Set down, in full, every record in the block.

--- START OF RECORDS FOR THE TASK ---

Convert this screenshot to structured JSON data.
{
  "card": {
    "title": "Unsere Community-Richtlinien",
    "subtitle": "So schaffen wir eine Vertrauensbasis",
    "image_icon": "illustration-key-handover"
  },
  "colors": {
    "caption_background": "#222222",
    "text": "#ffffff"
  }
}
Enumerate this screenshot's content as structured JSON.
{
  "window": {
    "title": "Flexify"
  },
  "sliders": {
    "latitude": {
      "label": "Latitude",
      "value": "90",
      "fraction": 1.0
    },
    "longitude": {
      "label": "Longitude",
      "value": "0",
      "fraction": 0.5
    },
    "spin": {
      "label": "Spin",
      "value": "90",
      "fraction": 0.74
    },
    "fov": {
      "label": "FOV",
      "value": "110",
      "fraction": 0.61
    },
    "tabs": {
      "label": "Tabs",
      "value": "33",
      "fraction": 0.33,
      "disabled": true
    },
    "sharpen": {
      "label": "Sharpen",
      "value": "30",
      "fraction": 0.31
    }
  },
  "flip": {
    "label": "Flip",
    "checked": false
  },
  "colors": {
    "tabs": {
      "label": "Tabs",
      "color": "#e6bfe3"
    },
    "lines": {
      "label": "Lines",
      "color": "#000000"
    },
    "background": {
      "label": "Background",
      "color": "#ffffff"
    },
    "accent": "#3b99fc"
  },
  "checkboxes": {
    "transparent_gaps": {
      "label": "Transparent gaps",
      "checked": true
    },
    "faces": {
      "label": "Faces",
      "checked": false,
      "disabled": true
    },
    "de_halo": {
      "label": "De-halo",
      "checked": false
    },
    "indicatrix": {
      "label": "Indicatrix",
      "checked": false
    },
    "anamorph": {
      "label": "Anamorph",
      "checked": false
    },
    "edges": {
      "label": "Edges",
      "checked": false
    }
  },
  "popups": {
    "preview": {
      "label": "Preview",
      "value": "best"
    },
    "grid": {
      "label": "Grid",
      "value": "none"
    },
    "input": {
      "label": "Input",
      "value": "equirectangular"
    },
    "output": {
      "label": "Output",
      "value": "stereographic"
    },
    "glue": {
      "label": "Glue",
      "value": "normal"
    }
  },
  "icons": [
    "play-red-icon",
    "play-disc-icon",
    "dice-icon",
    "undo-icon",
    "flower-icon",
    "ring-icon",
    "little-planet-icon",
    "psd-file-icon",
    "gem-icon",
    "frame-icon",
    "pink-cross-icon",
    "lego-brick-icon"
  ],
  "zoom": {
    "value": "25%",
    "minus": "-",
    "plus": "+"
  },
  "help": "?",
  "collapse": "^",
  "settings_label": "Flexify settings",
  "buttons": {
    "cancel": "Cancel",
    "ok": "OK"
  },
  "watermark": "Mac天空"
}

--- END OF RECORDS FOR THE TASK ---

→ **REPLY TO THE TASK**
Convert this screenshot to structured JSON data.
{
  "card": {
    "title": "Unsere Community-Richtlinien",
    "subtitle": "So schaffen wir eine Vertrauensbasis",
    "image_icon": "illustration-key-handover"
  },
  "colors": {
    "caption_background": "#222222",
    "text": "#ffffff"
  }
}
Enumerate this screenshot's content as structured JSON.
{
  "window": {
    "title": "Flexify"
  },
  "sliders": {
    "latitude": {
      "label": "Latitude",
      "value": "90",
      "fraction": 1.0
    },
    "longitude": {
      "label": "Longitude",
      "value": "0",
      "fraction": 0.5
    },
    "spin": {
      "label": "Spin",
      "value": "90",
      "fraction": 0.74
    },
    "fov": {
      "label": "FOV",
      "value": "110",
      "fraction": 0.61
    },
    "tabs": {
      "label": "Tabs",
      "value": "33",
      "fraction": 0.33,
      "disabled": true
    },
    "sharpen": {
      "label": "Sharpen",
      "value": "30",
      "fraction": 0.31
    }
  },
  "flip": {
    "label": "Flip",
    "checked": false
  },
  "colors": {
    "tabs": {
      "label": "Tabs",
      "color": "#e6bfe3"
    },
    "lines": {
      "label": "Lines",
      "color": "#000000"
    },
    "background": {
      "label": "Background",
      "color": "#ffffff"
    },
    "accent": "#3b99fc"
  },
  "checkboxes": {
    "transparent_gaps": {
      "label": "Transparent gaps",
      "checked": true
    },
    "faces": {
      "label": "Faces",
      "checked": false,
      "disabled": true
    },
    "de_halo": {
      "label": "De-halo",
      "checked": false
    },
    "indicatrix": {
      "label": "Indicatrix",
      "checked": false
    },
    "anamorph": {
      "label": "Anamorph",
      "checked": false
    },
    "edges": {
      "label": "Edges",
      "checked": false
    }
  },
  "popups": {
    "preview": {
      "label": "Preview",
      "value": "best"
    },
    "grid": {
      "label": "Grid",
      "value": "none"
    },
    "input": {
      "label": "Input",
      "value": "equirectangular"
    },
    "output": {
      "label": "Output",
      "value": "stereographic"
    },
    "glue": {
      "label": "Glue",
      "value": "normal"
    }
  },
  "icons": [
    "play-red-icon",
    "play-disc-icon",
    "dice-icon",
    "undo-icon",
    "flower-icon",
    "ring-icon",
    "little-planet-icon",
    "psd-file-icon",
    "gem-icon",
    "frame-icon",
    "pink-cross-icon",
    "lego-brick-icon"
  ],
  "zoom": {
    "value": "25%",
    "minus": "-",
    "plus": "+"
  },
  "help": "?",
  "collapse": "^",
  "settings_label": "Flexify settings",
  "buttons": {
    "cancel": "Cancel",
    "ok": "OK"
  },
  "watermark": "Mac天空"
}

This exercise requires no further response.